Extracted records
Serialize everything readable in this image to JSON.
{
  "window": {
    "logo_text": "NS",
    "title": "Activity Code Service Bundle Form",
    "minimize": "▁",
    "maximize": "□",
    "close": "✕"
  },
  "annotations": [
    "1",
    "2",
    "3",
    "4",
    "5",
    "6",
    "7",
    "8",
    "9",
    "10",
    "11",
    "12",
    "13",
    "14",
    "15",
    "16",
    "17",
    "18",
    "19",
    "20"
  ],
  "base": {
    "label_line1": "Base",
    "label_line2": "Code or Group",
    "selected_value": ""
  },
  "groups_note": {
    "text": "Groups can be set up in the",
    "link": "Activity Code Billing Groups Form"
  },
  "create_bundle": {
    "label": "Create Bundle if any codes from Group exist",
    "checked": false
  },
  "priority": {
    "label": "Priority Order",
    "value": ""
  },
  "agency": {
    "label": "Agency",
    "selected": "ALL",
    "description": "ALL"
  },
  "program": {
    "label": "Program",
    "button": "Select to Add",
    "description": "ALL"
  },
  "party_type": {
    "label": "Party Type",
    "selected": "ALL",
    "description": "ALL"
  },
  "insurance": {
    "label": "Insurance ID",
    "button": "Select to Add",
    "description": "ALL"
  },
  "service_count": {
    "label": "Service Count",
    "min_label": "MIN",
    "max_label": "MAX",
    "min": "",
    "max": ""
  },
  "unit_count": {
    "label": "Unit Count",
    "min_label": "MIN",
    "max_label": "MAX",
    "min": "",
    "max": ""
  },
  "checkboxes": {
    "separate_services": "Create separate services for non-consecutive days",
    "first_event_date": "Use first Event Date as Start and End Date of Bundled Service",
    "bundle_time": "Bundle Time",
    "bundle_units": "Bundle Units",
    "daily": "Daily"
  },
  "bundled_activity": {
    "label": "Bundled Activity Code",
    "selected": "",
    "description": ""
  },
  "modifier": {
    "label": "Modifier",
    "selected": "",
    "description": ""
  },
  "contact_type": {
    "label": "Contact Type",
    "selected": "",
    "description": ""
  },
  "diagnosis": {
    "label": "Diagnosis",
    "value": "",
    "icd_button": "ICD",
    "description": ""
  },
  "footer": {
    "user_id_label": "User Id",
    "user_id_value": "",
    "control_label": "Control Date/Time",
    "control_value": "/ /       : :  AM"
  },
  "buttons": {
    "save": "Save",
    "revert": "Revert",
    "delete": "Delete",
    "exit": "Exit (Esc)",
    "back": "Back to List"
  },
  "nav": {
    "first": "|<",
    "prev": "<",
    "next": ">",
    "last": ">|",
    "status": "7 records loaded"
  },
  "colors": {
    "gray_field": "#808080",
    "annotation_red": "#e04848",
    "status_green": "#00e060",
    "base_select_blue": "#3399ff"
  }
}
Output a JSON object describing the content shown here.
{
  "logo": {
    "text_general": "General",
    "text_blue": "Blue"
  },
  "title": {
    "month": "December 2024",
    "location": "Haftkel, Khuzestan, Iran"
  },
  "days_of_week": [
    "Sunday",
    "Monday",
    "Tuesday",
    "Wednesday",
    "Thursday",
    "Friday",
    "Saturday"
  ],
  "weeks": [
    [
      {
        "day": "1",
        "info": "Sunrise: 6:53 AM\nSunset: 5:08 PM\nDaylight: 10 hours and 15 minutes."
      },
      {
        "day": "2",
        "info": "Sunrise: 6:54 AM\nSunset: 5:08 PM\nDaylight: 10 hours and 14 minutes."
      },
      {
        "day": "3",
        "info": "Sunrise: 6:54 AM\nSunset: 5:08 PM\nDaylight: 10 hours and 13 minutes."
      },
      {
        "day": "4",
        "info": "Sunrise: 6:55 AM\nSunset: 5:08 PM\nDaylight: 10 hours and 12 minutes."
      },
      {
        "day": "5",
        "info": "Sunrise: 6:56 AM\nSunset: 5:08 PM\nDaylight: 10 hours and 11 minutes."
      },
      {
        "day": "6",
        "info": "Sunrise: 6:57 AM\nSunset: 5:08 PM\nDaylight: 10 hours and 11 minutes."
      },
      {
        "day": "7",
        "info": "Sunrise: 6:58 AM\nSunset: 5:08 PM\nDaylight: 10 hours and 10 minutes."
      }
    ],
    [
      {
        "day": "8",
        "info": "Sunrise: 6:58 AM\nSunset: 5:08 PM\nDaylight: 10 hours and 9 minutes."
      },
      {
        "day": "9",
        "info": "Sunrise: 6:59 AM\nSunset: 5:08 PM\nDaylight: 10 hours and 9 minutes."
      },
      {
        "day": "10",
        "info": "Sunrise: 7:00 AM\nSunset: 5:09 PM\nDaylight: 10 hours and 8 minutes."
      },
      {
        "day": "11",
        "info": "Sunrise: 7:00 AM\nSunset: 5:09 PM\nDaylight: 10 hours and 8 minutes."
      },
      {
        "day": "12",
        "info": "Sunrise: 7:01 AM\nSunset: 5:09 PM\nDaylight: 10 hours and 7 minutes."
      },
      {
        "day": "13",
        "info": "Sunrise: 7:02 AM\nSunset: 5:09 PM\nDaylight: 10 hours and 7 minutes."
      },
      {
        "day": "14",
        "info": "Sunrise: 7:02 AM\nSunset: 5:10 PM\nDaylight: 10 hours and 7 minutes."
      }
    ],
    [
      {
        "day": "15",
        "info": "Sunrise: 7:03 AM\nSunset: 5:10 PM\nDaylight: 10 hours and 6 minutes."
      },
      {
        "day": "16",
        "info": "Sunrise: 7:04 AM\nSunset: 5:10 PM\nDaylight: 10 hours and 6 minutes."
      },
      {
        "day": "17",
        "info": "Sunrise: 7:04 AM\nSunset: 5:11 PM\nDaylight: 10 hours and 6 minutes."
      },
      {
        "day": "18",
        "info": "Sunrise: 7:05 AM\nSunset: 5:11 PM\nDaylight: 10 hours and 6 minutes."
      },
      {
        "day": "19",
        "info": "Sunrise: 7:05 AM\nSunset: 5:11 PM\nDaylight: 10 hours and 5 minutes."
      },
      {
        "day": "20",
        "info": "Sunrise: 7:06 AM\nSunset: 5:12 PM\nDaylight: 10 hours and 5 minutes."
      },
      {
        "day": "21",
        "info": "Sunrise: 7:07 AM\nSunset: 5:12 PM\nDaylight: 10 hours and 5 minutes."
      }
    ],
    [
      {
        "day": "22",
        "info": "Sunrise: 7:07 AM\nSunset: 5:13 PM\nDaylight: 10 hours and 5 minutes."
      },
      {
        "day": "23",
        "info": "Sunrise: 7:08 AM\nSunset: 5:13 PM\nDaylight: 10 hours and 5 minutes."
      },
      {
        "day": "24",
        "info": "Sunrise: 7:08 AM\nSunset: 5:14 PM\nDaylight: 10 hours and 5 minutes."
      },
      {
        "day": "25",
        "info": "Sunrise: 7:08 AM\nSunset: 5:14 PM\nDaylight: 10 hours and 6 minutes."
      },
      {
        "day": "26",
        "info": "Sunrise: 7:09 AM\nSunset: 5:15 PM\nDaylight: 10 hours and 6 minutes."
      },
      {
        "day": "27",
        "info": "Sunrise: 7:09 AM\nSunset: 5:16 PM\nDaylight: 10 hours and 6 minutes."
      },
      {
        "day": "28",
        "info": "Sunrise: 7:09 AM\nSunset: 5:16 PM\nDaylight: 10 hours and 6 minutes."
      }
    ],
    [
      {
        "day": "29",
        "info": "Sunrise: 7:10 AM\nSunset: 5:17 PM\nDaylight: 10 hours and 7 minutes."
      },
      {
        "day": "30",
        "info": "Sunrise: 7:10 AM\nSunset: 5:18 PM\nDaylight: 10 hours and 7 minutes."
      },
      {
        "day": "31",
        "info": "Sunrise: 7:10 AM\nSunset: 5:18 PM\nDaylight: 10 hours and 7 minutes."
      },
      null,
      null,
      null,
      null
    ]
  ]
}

SHORT TASK: Return all the data exactly as given.

EXPECTED ANSWER:
Serialize everything readable in this image to JSON.
{
  "window": {
    "logo_text": "NS",
    "title": "Activity Code Service Bundle Form",
    "minimize": "▁",
    "maximize": "□",
    "close": "✕"
  },
  "annotations": [
    "1",
    "2",
    "3",
    "4",
    "5",
    "6",
    "7",
    "8",
    "9",
    "10",
    "11",
    "12",
    "13",
    "14",
    "15",
    "16",
    "17",
    "18",
    "19",
    "20"
  ],
  "base": {
    "label_line1": "Base",
    "label_line2": "Code or Group",
    "selected_value": ""
  },
  "groups_note": {
    "text": "Groups can be set up in the",
    "link": "Activity Code Billing Groups Form"
  },
  "create_bundle": {
    "label": "Create Bundle if any codes from Group exist",
    "checked": false
  },
  "priority": {
    "label": "Priority Order",
    "value": ""
  },
  "agency": {
    "label": "Agency",
    "selected": "ALL",
    "description": "ALL"
  },
  "program": {
    "label": "Program",
    "button": "Select to Add",
    "description": "ALL"
  },
  "party_type": {
    "label": "Party Type",
    "selected": "ALL",
    "description": "ALL"
  },
  "insurance": {
    "label": "Insurance ID",
    "button": "Select to Add",
    "description": "ALL"
  },
  "service_count": {
    "label": "Service Count",
    "min_label": "MIN",
    "max_label": "MAX",
    "min": "",
    "max": ""
  },
  "unit_count": {
    "label": "Unit Count",
    "min_label": "MIN",
    "max_label": "MAX",
    "min": "",
    "max": ""
  },
  "checkboxes": {
    "separate_services": "Create separate services for non-consecutive days",
    "first_event_date": "Use first Event Date as Start and End Date of Bundled Service",
    "bundle_time": "Bundle Time",
    "bundle_units": "Bundle Units",
    "daily": "Daily"
  },
  "bundled_activity": {
    "label": "Bundled Activity Code",
    "selected": "",
    "description": ""
  },
  "modifier": {
    "label": "Modifier",
    "selected": "",
    "description": ""
  },
  "contact_type": {
    "label": "Contact Type",
    "selected": "",
    "description": ""
  },
  "diagnosis": {
    "label": "Diagnosis",
    "value": "",
    "icd_button": "ICD",
    "description": ""
  },
  "footer": {
    "user_id_label": "User Id",
    "user_id_value": "",
    "control_label": "Control Date/Time",
    "control_value": "/ /       : :  AM"
  },
  "buttons": {
    "save": "Save",
    "revert": "Revert",
    "delete": "Delete",
    "exit": "Exit (Esc)",
    "back": "Back to List"
  },
  "nav": {
    "first": "|<",
    "prev": "<",
    "next": ">",
    "last": ">|",
    "status": "7 records loaded"
  },
  "colors": {
    "gray_field": "#808080",
    "annotation_red": "#e04848",
    "status_green": "#00e060",
    "base_select_blue": "#3399ff"
  }
}
Output a JSON object describing the content shown here.
{
  "logo": {
    "text_general": "General",
    "text_blue": "Blue"
  },
  "title": {
    "month": "December 2024",
    "location": "Haftkel, Khuzestan, Iran"
  },
  "days_of_week": [
    "Sunday",
    "Monday",
    "Tuesday",
    "Wednesday",
    "Thursday",
    "Friday",
    "Saturday"
  ],
  "weeks": [
    [
      {
        "day": "1",
        "info": "Sunrise: 6:53 AM\nSunset: 5:08 PM\nDaylight: 10 hours and 15 minutes."
      },
      {
        "day": "2",
        "info": "Sunrise: 6:54 AM\nSunset: 5:08 PM\nDaylight: 10 hours and 14 minutes."
      },
      {
        "day": "3",
        "info": "Sunrise: 6:54 AM\nSunset: 5:08 PM\nDaylight: 10 hours and 13 minutes."
      },
      {
        "day": "4",
        "info": "Sunrise: 6:55 AM\nSunset: 5:08 PM\nDaylight: 10 hours and 12 minutes."
      },
      {
        "day": "5",
        "info": "Sunrise: 6:56 AM\nSunset: 5:08 PM\nDaylight: 10 hours and 11 minutes."
      },
      {
        "day": "6",
        "info": "Sunrise: 6:57 AM\nSunset: 5:08 PM\nDaylight: 10 hours and 11 minutes."
      },
      {
        "day": "7",
        "info": "Sunrise: 6:58 AM\nSunset: 5:08 PM\nDaylight: 10 hours and 10 minutes."
      }
    ],
    [
      {
        "day": "8",
        "info": "Sunrise: 6:58 AM\nSunset: 5:08 PM\nDaylight: 10 hours and 9 minutes."
      },
      {
        "day": "9",
        "info": "Sunrise: 6:59 AM\nSunset: 5:08 PM\nDaylight: 10 hours and 9 minutes."
      },
      {
        "day": "10",
        "info": "Sunrise: 7:00 AM\nSunset: 5:09 PM\nDaylight: 10 hours and 8 minutes."
      },
      {
        "day": "11",
        "info": "Sunrise: 7:00 AM\nSunset: 5:09 PM\nDaylight: 10 hours and 8 minutes."
      },
      {
        "day": "12",
        "info": "Sunrise: 7:01 AM\nSunset: 5:09 PM\nDaylight: 10 hours and 7 minutes."
      },
      {
        "day": "13",
        "info": "Sunrise: 7:02 AM\nSunset: 5:09 PM\nDaylight: 10 hours and 7 minutes."
      },
      {
        "day": "14",
        "info": "Sunrise: 7:02 AM\nSunset: 5:10 PM\nDaylight: 10 hours and 7 minutes."
      }
    ],
    [
      {
        "day": "15",
        "info": "Sunrise: 7:03 AM\nSunset: 5:10 PM\nDaylight: 10 hours and 6 minutes."
      },
      {
        "day": "16",
        "info": "Sunrise: 7:04 AM\nSunset: 5:10 PM\nDaylight: 10 hours and 6 minutes."
      },
      {
        "day": "17",
        "info": "Sunrise: 7:04 AM\nSunset: 5:11 PM\nDaylight: 10 hours and 6 minutes."
      },
      {
        "day": "18",
        "info": "Sunrise: 7:05 AM\nSunset: 5:11 PM\nDaylight: 10 hours and 6 minutes."
      },
      {
        "day": "19",
        "info": "Sunrise: 7:05 AM\nSunset: 5:11 PM\nDaylight: 10 hours and 5 minutes."
      },
      {
        "day": "20",
        "info": "Sunrise: 7:06 AM\nSunset: 5:12 PM\nDaylight: 10 hours and 5 minutes."
      },
      {
        "day": "21",
        "info": "Sunrise: 7:07 AM\nSunset: 5:12 PM\nDaylight: 10 hours and 5 minutes."
      }
    ],
    [
      {
        "day": "22",
        "info": "Sunrise: 7:07 AM\nSunset: 5:13 PM\nDaylight: 10 hours and 5 minutes."
      },
      {
        "day": "23",
        "info": "Sunrise: 7:08 AM\nSunset: 5:13 PM\nDaylight: 10 hours and 5 minutes."
      },
      {
        "day": "24",
        "info": "Sunrise: 7:08 AM\nSunset: 5:14 PM\nDaylight: 10 hours and 5 minutes."
      },
      {
        "day": "25",
        "info": "Sunrise: 7:08 AM\nSunset: 5:14 PM\nDaylight: 10 hours and 6 minutes."
      },
      {
        "day": "26",
        "info": "Sunrise: 7:09 AM\nSunset: 5:15 PM\nDaylight: 10 hours and 6 minutes."
      },
      {
        "day": "27",
        "info": "Sunrise: 7:09 AM\nSunset: 5:16 PM\nDaylight: 10 hours and 6 minutes."
      },
      {
        "day": "28",
        "info": "Sunrise: 7:09 AM\nSunset: 5:16 PM\nDaylight: 10 hours and 6 minutes."
      }
    ],
    [
      {
        "day": "29",
        "info": "Sunrise: 7:10 AM\nSunset: 5:17 PM\nDaylight: 10 hours and 7 minutes."
      },
      {
        "day": "30",
        "info": "Sunrise: 7:10 AM\nSunset: 5:18 PM\nDaylight: 10 hours and 7 minutes."
      },
      {
        "day": "31",
        "info": "Sunrise: 7:10 AM\nSunset: 5:18 PM\nDaylight: 10 hours and 7 minutes."
      },
      null,
      null,
      null,
      null
    ]
  ]
}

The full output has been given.